*Required task*
Transcribe the material in full, exactly as written.

--- Begin ---

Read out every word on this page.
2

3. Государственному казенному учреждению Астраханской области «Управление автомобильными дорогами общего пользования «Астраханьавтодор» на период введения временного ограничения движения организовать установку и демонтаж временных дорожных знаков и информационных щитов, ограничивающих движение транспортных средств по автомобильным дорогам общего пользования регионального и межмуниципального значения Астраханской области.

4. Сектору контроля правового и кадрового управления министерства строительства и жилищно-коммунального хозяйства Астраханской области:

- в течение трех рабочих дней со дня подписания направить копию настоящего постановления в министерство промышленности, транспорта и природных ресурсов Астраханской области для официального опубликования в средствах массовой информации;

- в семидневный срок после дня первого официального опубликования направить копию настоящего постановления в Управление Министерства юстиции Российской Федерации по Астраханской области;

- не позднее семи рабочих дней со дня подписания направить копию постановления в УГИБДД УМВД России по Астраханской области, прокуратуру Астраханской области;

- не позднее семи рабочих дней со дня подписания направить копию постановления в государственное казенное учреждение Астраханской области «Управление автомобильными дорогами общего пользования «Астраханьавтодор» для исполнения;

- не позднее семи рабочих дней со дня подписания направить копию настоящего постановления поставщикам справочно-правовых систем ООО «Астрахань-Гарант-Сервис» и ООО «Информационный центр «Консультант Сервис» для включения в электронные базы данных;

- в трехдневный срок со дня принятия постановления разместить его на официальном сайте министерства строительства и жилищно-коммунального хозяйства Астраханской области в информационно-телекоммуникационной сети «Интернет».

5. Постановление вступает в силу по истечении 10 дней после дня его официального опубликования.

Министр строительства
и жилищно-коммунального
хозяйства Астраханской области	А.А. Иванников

--- End ---

*The result*
Read out every word on this page.
2

3. Государственному казенному учреждению Астраханской области «Управление автомобильными дорогами общего пользования «Астраханьавтодор» на период введения временного ограничения движения организовать установку и демонтаж временных дорожных знаков и информационных щитов, ограничивающих движение транспортных средств по автомобильным дорогам общего пользования регионального и межмуниципального значения Астраханской области.

4. Сектору контроля правового и кадрового управления министерства строительства и жилищно-коммунального хозяйства Астраханской области:

- в течение трех рабочих дней со дня подписания направить копию настоящего постановления в министерство промышленности, транспорта и природных ресурсов Астраханской области для официального опубликования в средствах массовой информации;

- в семидневный срок после дня первого официального опубликования направить копию настоящего постановления в Управление Министерства юстиции Российской Федерации по Астраханской области;

- не позднее семи рабочих дней со дня подписания направить копию постановления в УГИБДД УМВД России по Астраханской области, прокуратуру Астраханской области;

- не позднее семи рабочих дней со дня подписания направить копию постановления в государственное казенное учреждение Астраханской области «Управление автомобильными дорогами общего пользования «Астраханьавтодор» для исполнения;

- не позднее семи рабочих дней со дня подписания направить копию настоящего постановления поставщикам справочно-правовых систем ООО «Астрахань-Гарант-Сервис» и ООО «Информационный центр «Консультант Сервис» для включения в электронные базы данных;

- в трехдневный срок со дня принятия постановления разместить его на официальном сайте министерства строительства и жилищно-коммунального хозяйства Астраханской области в информационно-телекоммуникационной сети «Интернет».

5. Постановление вступает в силу по истечении 10 дней после дня его официального опубликования.

Министр строительства
и жилищно-коммунального
хозяйства Астраханской области	А.А. Иванников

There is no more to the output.